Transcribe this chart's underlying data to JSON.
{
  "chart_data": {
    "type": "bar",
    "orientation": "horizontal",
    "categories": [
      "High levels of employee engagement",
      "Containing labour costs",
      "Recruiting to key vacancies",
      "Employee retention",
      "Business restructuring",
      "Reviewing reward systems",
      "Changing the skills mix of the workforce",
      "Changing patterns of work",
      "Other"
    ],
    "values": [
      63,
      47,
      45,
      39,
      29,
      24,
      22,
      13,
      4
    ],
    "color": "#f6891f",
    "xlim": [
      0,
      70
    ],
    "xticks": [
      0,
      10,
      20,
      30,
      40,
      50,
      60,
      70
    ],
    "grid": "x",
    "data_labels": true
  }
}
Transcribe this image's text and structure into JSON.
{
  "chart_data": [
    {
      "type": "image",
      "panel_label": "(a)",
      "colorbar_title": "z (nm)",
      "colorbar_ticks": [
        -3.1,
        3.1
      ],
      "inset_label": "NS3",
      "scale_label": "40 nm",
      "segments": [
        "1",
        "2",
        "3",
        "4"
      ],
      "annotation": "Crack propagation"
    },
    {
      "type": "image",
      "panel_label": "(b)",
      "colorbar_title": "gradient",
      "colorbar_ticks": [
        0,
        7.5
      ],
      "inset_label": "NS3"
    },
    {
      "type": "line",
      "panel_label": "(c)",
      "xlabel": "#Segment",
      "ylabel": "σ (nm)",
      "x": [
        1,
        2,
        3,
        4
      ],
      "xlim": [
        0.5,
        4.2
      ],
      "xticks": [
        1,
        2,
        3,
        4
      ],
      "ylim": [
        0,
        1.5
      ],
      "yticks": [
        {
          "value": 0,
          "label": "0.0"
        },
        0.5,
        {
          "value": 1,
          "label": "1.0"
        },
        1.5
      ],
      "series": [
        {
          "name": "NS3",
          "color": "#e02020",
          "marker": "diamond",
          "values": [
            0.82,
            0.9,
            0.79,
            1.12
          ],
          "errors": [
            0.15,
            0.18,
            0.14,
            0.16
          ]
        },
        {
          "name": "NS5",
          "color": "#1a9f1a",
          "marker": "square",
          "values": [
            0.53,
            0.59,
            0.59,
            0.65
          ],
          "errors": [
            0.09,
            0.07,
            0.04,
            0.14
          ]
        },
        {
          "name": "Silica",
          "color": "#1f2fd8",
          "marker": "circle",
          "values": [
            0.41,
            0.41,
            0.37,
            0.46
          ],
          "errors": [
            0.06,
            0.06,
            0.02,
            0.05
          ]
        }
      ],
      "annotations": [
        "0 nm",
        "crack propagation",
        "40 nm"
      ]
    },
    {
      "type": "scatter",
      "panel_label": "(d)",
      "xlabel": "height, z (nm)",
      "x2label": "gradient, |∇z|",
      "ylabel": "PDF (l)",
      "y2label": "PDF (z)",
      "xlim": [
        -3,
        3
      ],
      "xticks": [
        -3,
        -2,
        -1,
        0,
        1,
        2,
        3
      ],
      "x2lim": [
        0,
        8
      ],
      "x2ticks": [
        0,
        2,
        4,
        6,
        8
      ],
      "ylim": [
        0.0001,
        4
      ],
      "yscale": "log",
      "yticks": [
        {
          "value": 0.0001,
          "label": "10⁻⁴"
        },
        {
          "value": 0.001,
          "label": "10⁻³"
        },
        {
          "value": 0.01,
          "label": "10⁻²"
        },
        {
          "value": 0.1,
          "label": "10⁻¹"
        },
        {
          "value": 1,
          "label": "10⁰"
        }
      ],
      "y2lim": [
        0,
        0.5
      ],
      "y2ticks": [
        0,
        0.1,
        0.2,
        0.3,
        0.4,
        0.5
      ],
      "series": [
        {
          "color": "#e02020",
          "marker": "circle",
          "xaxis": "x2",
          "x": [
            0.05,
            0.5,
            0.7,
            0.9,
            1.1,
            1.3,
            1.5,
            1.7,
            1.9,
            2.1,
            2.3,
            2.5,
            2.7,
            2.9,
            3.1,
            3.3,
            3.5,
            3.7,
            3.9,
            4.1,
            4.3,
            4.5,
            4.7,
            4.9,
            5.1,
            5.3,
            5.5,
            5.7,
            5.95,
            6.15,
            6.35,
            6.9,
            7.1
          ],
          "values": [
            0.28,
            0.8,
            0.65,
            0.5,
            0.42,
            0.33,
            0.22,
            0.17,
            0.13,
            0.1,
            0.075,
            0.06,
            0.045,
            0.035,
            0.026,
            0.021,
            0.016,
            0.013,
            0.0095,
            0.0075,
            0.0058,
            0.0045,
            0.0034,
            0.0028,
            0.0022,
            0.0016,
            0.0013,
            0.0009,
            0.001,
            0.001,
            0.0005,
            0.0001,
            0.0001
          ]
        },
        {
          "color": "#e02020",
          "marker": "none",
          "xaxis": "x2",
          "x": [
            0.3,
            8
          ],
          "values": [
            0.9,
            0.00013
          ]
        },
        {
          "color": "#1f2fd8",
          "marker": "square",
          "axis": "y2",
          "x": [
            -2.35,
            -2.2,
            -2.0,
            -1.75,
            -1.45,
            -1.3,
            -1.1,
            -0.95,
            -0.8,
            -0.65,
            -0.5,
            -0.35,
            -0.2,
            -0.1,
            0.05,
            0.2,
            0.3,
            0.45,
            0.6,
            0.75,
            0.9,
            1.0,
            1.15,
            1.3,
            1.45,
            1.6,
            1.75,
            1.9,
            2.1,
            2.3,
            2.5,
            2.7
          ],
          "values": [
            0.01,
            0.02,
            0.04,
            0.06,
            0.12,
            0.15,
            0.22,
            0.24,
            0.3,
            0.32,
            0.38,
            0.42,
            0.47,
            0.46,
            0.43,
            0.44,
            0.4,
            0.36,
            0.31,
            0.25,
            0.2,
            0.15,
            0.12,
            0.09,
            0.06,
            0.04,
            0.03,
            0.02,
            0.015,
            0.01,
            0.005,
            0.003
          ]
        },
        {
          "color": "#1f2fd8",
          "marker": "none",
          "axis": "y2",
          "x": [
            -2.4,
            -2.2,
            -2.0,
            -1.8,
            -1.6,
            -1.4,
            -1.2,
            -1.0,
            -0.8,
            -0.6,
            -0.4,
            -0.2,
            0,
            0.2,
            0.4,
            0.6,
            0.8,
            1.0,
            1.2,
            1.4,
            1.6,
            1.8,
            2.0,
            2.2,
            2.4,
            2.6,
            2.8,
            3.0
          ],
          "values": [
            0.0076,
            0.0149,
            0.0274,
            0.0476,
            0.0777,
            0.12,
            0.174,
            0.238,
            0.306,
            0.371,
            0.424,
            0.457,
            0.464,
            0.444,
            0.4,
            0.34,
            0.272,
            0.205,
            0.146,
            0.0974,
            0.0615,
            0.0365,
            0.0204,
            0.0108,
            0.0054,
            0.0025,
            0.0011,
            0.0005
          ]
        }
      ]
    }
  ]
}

# [Problem requirements]
Reproduce the data shown above exactly.

# [Task result]
Transcribe this chart's underlying data to JSON.
{
  "chart_data": {
    "type": "bar",
    "orientation": "horizontal",
    "categories": [
      "High levels of employee engagement",
      "Containing labour costs",
      "Recruiting to key vacancies",
      "Employee retention",
      "Business restructuring",
      "Reviewing reward systems",
      "Changing the skills mix of the workforce",
      "Changing patterns of work",
      "Other"
    ],
    "values": [
      63,
      47,
      45,
      39,
      29,
      24,
      22,
      13,
      4
    ],
    "color": "#f6891f",
    "xlim": [
      0,
      70
    ],
    "xticks": [
      0,
      10,
      20,
      30,
      40,
      50,
      60,
      70
    ],
    "grid": "x",
    "data_labels": true
  }
}
Transcribe this image's text and structure into JSON.
{
  "chart_data": [
    {
      "type": "image",
      "panel_label": "(a)",
      "colorbar_title": "z (nm)",
      "colorbar_ticks": [
        -3.1,
        3.1
      ],
      "inset_label": "NS3",
      "scale_label": "40 nm",
      "segments": [
        "1",
        "2",
        "3",
        "4"
      ],
      "annotation": "Crack propagation"
    },
    {
      "type": "image",
      "panel_label": "(b)",
      "colorbar_title": "gradient",
      "colorbar_ticks": [
        0,
        7.5
      ],
      "inset_label": "NS3"
    },
    {
      "type": "line",
      "panel_label": "(c)",
      "xlabel": "#Segment",
      "ylabel": "σ (nm)",
      "x": [
        1,
        2,
        3,
        4
      ],
      "xlim": [
        0.5,
        4.2
      ],
      "xticks": [
        1,
        2,
        3,
        4
      ],
      "ylim": [
        0,
        1.5
      ],
      "yticks": [
        {
          "value": 0,
          "label": "0.0"
        },
        0.5,
        {
          "value": 1,
          "label": "1.0"
        },
        1.5
      ],
      "series": [
        {
          "name": "NS3",
          "color": "#e02020",
          "marker": "diamond",
          "values": [
            0.82,
            0.9,
            0.79,
            1.12
          ],
          "errors": [
            0.15,
            0.18,
            0.14,
            0.16
          ]
        },
        {
          "name": "NS5",
          "color": "#1a9f1a",
          "marker": "square",
          "values": [
            0.53,
            0.59,
            0.59,
            0.65
          ],
          "errors": [
            0.09,
            0.07,
            0.04,
            0.14
          ]
        },
        {
          "name": "Silica",
          "color": "#1f2fd8",
          "marker": "circle",
          "values": [
            0.41,
            0.41,
            0.37,
            0.46
          ],
          "errors": [
            0.06,
            0.06,
            0.02,
            0.05
          ]
        }
      ],
      "annotations": [
        "0 nm",
        "crack propagation",
        "40 nm"
      ]
    },
    {
      "type": "scatter",
      "panel_label": "(d)",
      "xlabel": "height, z (nm)",
      "x2label": "gradient, |∇z|",
      "ylabel": "PDF (l)",
      "y2label": "PDF (z)",
      "xlim": [
        -3,
        3
      ],
      "xticks": [
        -3,
        -2,
        -1,
        0,
        1,
        2,
        3
      ],
      "x2lim": [
        0,
        8
      ],
      "x2ticks": [
        0,
        2,
        4,
        6,
        8
      ],
      "ylim": [
        0.0001,
        4
      ],
      "yscale": "log",
      "yticks": [
        {
          "value": 0.0001,
          "label": "10⁻⁴"
        },
        {
          "value": 0.001,
          "label": "10⁻³"
        },
        {
          "value": 0.01,
          "label": "10⁻²"
        },
        {
          "value": 0.1,
          "label": "10⁻¹"
        },
        {
          "value": 1,
          "label": "10⁰"
        }
      ],
      "y2lim": [
        0,
        0.5
      ],
      "y2ticks": [
        0,
        0.1,
        0.2,
        0.3,
        0.4,
        0.5
      ],
      "series": [
        {
          "color": "#e02020",
          "marker": "circle",
          "xaxis": "x2",
          "x": [
            0.05,
            0.5,
            0.7,
            0.9,
            1.1,
            1.3,
            1.5,
            1.7,
            1.9,
            2.1,
            2.3,
            2.5,
            2.7,
            2.9,
            3.1,
            3.3,
            3.5,
            3.7,
            3.9,
            4.1,
            4.3,
            4.5,
            4.7,
            4.9,
            5.1,
            5.3,
            5.5,
            5.7,
            5.95,
            6.15,
            6.35,
            6.9,
            7.1
          ],
          "values": [
            0.28,
            0.8,
            0.65,
            0.5,
            0.42,
            0.33,
            0.22,
            0.17,
            0.13,
            0.1,
            0.075,
            0.06,
            0.045,
            0.035,
            0.026,
            0.021,
            0.016,
            0.013,
            0.0095,
            0.0075,
            0.0058,
            0.0045,
            0.0034,
            0.0028,
            0.0022,
            0.0016,
            0.0013,
            0.0009,
            0.001,
            0.001,
            0.0005,
            0.0001,
            0.0001
          ]
        },
        {
          "color": "#e02020",
          "marker": "none",
          "xaxis": "x2",
          "x": [
            0.3,
            8
          ],
          "values": [
            0.9,
            0.00013
          ]
        },
        {
          "color": "#1f2fd8",
          "marker": "square",
          "axis": "y2",
          "x": [
            -2.35,
            -2.2,
            -2.0,
            -1.75,
            -1.45,
            -1.3,
            -1.1,
            -0.95,
            -0.8,
            -0.65,
            -0.5,
            -0.35,
            -0.2,
            -0.1,
            0.05,
            0.2,
            0.3,
            0.45,
            0.6,
            0.75,
            0.9,
            1.0,
            1.15,
            1.3,
            1.45,
            1.6,
            1.75,
            1.9,
            2.1,
            2.3,
            2.5,
            2.7
          ],
          "values": [
            0.01,
            0.02,
            0.04,
            0.06,
            0.12,
            0.15,
            0.22,
            0.24,
            0.3,
            0.32,
            0.38,
            0.42,
            0.47,
            0.46,
            0.43,
            0.44,
            0.4,
            0.36,
            0.31,
            0.25,
            0.2,
            0.15,
            0.12,
            0.09,
            0.06,
            0.04,
            0.03,
            0.02,
            0.015,
            0.01,
            0.005,
            0.003
          ]
        },
        {
          "color": "#1f2fd8",
          "marker": "none",
          "axis": "y2",
          "x": [
            -2.4,
            -2.2,
            -2.0,
            -1.8,
            -1.6,
            -1.4,
            -1.2,
            -1.0,
            -0.8,
            -0.6,
            -0.4,
            -0.2,
            0,
            0.2,
            0.4,
            0.6,
            0.8,
            1.0,
            1.2,
            1.4,
            1.6,
            1.8,
            2.0,
            2.2,
            2.4,
            2.6,
            2.8,
            3.0
          ],
          "values": [
            0.0076,
            0.0149,
            0.0274,
            0.0476,
            0.0777,
            0.12,
            0.174,
            0.238,
            0.306,
            0.371,
            0.424,
            0.457,
            0.464,
            0.444,
            0.4,
            0.34,
            0.272,
            0.205,
            0.146,
            0.0974,
            0.0615,
            0.0365,
            0.0204,
            0.0108,
            0.0054,
            0.0025,
            0.0011,
            0.0005
          ]
        }
      ]
    }
  ]
}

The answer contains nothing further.